What to do
Reproduce every line in the listing that contains the word "padre".

Dataset records
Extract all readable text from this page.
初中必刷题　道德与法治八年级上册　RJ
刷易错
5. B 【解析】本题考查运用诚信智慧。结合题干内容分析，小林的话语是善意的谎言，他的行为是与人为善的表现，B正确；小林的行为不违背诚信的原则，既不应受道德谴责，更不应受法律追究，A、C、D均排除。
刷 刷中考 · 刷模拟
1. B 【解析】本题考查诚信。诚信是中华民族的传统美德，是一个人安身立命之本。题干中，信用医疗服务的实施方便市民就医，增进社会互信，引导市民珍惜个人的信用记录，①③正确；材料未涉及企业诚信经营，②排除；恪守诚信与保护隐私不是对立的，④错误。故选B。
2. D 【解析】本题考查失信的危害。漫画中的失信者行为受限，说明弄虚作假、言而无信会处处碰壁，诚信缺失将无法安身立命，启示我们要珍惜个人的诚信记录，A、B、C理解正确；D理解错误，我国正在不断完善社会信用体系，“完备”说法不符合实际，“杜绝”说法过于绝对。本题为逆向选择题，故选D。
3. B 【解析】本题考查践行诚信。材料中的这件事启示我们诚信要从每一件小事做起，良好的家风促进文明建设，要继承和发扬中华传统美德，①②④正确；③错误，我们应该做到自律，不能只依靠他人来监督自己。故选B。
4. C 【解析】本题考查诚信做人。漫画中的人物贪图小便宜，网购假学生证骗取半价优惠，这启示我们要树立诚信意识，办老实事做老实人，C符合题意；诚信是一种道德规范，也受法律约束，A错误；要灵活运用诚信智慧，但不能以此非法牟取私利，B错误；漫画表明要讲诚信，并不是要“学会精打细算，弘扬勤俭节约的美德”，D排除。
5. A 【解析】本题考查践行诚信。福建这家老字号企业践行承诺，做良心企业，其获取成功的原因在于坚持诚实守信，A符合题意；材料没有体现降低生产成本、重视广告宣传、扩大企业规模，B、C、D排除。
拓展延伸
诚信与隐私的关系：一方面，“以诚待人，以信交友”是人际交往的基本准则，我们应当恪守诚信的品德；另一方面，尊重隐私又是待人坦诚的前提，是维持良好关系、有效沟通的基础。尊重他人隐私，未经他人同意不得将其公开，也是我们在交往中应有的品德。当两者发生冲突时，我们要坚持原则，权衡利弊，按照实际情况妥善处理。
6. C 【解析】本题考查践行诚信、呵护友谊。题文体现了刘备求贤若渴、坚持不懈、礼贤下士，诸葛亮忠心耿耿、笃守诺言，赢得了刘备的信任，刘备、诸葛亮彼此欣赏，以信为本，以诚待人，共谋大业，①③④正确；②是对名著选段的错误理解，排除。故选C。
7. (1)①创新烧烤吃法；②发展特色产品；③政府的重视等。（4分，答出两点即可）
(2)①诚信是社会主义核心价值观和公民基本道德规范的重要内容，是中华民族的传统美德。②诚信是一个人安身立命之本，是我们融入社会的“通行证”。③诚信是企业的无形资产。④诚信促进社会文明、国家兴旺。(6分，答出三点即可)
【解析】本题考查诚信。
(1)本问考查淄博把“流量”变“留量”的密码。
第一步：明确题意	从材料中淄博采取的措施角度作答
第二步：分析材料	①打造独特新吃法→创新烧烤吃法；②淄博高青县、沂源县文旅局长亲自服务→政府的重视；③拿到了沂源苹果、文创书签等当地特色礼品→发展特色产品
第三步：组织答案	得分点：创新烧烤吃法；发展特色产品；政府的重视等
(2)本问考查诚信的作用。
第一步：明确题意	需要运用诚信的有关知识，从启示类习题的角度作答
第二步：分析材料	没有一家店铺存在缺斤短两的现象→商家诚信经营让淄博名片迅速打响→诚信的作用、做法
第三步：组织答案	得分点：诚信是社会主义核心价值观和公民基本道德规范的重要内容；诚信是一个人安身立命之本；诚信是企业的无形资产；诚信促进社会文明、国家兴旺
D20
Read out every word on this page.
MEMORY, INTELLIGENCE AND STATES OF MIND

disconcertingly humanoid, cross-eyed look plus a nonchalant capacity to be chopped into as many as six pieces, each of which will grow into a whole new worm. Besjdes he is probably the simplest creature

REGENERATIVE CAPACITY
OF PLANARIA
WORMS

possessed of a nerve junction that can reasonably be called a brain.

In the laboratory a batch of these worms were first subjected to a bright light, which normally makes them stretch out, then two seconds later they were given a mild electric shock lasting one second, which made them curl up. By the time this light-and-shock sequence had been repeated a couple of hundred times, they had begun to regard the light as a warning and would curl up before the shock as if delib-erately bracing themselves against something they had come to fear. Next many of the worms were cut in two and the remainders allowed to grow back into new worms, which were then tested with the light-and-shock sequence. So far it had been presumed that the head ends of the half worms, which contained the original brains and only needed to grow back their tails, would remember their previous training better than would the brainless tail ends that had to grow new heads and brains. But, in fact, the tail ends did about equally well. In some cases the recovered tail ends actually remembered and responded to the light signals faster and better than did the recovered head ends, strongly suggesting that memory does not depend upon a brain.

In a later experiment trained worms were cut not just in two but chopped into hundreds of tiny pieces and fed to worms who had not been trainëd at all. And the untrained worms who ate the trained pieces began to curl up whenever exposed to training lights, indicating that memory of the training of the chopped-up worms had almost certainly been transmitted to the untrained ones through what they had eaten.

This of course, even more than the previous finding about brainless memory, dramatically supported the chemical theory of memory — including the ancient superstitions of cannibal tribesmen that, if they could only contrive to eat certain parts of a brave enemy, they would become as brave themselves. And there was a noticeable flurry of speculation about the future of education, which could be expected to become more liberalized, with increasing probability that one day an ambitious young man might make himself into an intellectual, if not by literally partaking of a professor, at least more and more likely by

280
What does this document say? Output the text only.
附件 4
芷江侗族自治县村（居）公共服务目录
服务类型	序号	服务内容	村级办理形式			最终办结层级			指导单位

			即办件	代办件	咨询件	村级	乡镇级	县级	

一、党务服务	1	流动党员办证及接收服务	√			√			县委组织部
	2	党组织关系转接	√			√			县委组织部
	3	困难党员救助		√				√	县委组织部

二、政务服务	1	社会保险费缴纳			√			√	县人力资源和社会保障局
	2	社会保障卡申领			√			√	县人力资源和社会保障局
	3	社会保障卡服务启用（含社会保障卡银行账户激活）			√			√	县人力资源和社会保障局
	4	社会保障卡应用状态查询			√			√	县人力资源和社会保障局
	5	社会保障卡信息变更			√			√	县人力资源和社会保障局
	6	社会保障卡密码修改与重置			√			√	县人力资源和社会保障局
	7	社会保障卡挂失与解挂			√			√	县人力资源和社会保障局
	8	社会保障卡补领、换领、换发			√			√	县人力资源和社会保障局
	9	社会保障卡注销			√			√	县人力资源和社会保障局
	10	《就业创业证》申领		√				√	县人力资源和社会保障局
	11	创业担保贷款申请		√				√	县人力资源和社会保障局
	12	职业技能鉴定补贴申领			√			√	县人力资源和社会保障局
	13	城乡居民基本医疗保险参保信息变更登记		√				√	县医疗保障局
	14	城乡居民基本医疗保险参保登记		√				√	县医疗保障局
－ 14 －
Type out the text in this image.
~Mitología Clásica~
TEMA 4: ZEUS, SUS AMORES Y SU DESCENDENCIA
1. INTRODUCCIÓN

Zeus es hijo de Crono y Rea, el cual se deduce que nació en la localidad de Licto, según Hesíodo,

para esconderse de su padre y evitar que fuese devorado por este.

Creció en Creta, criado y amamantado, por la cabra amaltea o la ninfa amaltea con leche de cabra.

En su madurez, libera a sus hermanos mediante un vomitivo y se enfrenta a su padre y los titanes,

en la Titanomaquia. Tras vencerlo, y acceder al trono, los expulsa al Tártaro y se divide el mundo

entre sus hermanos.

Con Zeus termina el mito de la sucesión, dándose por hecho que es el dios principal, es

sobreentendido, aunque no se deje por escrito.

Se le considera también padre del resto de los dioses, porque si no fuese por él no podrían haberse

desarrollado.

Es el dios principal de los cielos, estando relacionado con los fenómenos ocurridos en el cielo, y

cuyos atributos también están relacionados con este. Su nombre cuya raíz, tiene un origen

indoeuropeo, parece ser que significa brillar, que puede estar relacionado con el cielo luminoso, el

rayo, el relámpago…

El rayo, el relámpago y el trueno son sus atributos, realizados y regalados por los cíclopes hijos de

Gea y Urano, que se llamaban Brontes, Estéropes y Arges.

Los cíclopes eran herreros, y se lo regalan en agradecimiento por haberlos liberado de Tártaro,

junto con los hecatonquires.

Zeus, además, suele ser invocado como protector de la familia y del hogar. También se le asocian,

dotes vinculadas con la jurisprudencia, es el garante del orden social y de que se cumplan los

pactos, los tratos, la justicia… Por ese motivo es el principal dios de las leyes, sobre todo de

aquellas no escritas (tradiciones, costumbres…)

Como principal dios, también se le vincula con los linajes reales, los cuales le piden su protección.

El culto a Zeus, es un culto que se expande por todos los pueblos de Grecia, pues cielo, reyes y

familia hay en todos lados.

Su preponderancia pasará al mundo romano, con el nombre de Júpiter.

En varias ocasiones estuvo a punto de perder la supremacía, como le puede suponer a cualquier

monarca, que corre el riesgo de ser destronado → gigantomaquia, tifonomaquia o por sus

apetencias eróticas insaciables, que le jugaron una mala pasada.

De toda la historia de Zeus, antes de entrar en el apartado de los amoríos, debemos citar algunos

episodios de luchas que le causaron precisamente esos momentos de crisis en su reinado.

Result of the exercise
para esconderse de su padre y evitar que fuese devorado por este.
En su madurez, libera a sus hermanos mediante un vomitivo y se enfrenta a su padre y los titanes,
Se le considera también padre del resto de los dioses, porque si no fuese por él no podrían haberse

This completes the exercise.